LESETEXT:
.....

BIM im Fassadenbau
Unbequemer Wandel, der Geld kostetFür Metallbauunternehmen mit Schwerpunkt Fassade ist die BIM-Arbeitsweise ein Benefit, vorausgesetzt der Betrieb produziert durchgängig digital vernetzt – vom technischen Büro über die Fertigung bis hin zur Montage. Die 3D-Softwareexperten von CAD-Plan sehen bereits bei einem Drei-Mann-Betrieb das Potenzial dafür.
Mit der BIM-Arbeitsweise in ausführenden Betrieben werden neue Prozessabläufe angestoßen, die auch für die Tätigkeiten der Mitarbeiter umfassende Änderungen mit sich bringen. Es ist unumgänglich, diese mit Schulungen in die neue Arbeitsweise einzuführen. Auf den Unternehmer kommen Investitionen in Form von Zeit und Geld zu. „Einmal implementiert, sollen sich die Aufwendungen im Zeitraum von drei Jahren amortisiert haben“, davon ist Alexander Krüger von CAD-Plan überzeugt.
Je kleiner die Firma, umso kürzer die Zeit für die Amortisation. Der 3D-Experte erzählt von einem Projekt bei einem Fassadenbauer mit 250 Mitarbeitern, das innerhalb von zwei Jahren umgesetzt wurde. „Allerdings war der Betrieb mit Maschinen, Software und Hardware auf dem aktuellen Standard ausgestattet, das beschleunigt die Umsetzung.“
Vernetzte Betriebsabläufe
Ein BIM-Produktionsprozess umfasst die Materialbestellung, die Lagerhaltung, den Wareneingang und -ausgang sowie die Produktionsvorbereitung, die Fertigung und Montage. So können beispielsweise 3D-basiert die Daten aus dem Technischen Büro in die CNC-steuerbaren Maschinen eingespeist werden, zudem lassen sich daraus Fertigungszeichnungen für die Bediener an den Maschinen erstellen. Krüger erläutert: „Eine Detailplanung durch den Maschinenbediener ist dann überflüssig, es brauchen weder Pläne weitergegeben noch muss das zu bearbeitende Bauteil vermessen werden. Der Bediener gibt händisch keine Daten mehr in die Maschine ein.“
Fassadenbau & 3D
Die Einschätzungen, wie viele Fassadenbauer heute in 3D konstruieren, ist recht unterschiedlich. Die Softwareentwickler von CAD-Plan gehen von 20 Prozent aus, Fassadenbauer Jochen Hölscher schätzt fünf Prozent. Der Unternehmer aus Kleve ist mit seinen 65 Mitarbeitern deutschlandweit tätig, für ein BIM-Projekt wurde er bislang noch nicht angefragt. „Auch wollte noch kein Auftraggeber IFC-Daten von uns“, erzählt er. „Einmal haben wir von einem Architekten IFC-Daten angefordert, um eine komplexe Konstruktion via 3D-Viewer besser nachvollziehen zu können und diese dann in 2D umzusetzen.“ Ein Beispiel dafür, dass die verbesserte Kommunikation allein über das Visualisieren der 3D-Daten Vorteile für Qualität und Geschwindigkeit aller projektbeteiligten Gewerke bringt.

.....

AUFGABEN:
1. Innerhalb welcher Zeit sollen sich laut Alexander Krüger die Ausgaben amortisiert haben, wenn die BIM-Arbeitsweise einmal eingeführt ist? Die Antwort steht im Lesetext über BIM im Fassadenbau.
2. Schreib aus dem Lesetext über BIM im Fassadenbau den Abschnitt zwischen „BIM im Fassadenbau“ und „das Potenzial dafür.“ ab, beide Stellen eingeschlossen.
3. Knüpf an den Lesetext über BIM im Fassadenbau an und schreib ihn nach seinem letzten Satz weiter.

DATENAUSZUG:
.....

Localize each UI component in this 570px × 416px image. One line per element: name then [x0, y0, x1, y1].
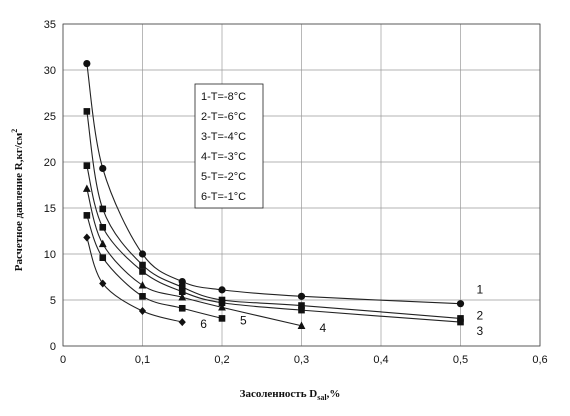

.....

LÖSUNGEN IN REIHENFOLGE:
1. Innerhalb von drei Jahren.

2.
BIM im Fassadenbau
Unbequemer Wandel, der Geld kostetFür Metallbauunternehmen mit Schwerpunkt Fassade ist die BIM-Arbeitsweise ein Benefit, vorausgesetzt der Betrieb produziert durchgängig digital vernetzt – vom technischen Büro über die Fertigung bis hin zur Montage. Die 3D-Softwareexperten von CAD-Plan sehen bereits bei einem Drei-Mann-Betrieb das Potenzial dafür.

3.
Apropos IFC-Daten: Industry Foundation Classes (IFC) ist eine Lösung für die Herstellung von Kompatibilität zwischen unterschiedlichen Softwareanwendungen. Dieses Format hat internationale Standards für das Importieren und Exportieren von Gebäudeobjekten und ihren Eigenschaften geschaffen (Building Information Modeling). Das IFC-Dateiformat wird von buildingSMART überwacht und entwickelt. Registriert sind die IFC unter ISO 16739-1:2018.
Als Standardversion gilt derzeit IFC2x3, mit diesem Format hat man die Möglichkeit, von 653 Objekten maximal 317 Eigenschaften mitzugeben. Die aktuelle Version ist IFC4, seit 2014 angeboten ist diese im Markt noch nicht so verbreitet. In diesem Format hat man die maximale Möglichkeit von 776 Objekten mit maximal 506 Eigenschaften, wie Krüger berichtet.
Doppelte Planungsleistung ohne Benefit
Würde von Hölscher derzeit eine BIM-Planung gefordert, hieße dies für die Konstrukteure mehr als die doppelte Arbeit. Der Fassadenbauer berichtet: „Zeichnet ein Konstrukteur beispielsweise mit dem Programm Inventor eine Fenster- oder Fassadenkonstruktion als 3D-Modell, will heißen, dass er nicht auf Datenstrukturen, Konstruktionslogiken und Templates zurückgreift, braucht er dafür deutlich länger (Faktor 2–3) als wenn er es in einer 2D-Zeichnung anfertigt – wie aktuell üblich.“
Ein anderes Beispiel: „Planerische Aufgabe des Fassadenbaus ist Darstellung und Visualisierung der gesamten Gebäudehülle. Somit müssten aktuell im 3D-Modell beispielsweise 500 Fenster manuell positioniert werden. Das ist wenig praktisch“, moniert Hölscher. „Für so eine Aufgabe bräuchte es intelligentere Lösungen, die auf Knopfdruck die 500 Fenster im 3D-Modell integrieren.“ CAD-Plan bietet hierrfür mit seiner Software eine smarte Erweiterung durch ein Plug-In in Revit an. Grundlage ist aber, dass der Konstrukteur im 3D-Bereich arbeitet.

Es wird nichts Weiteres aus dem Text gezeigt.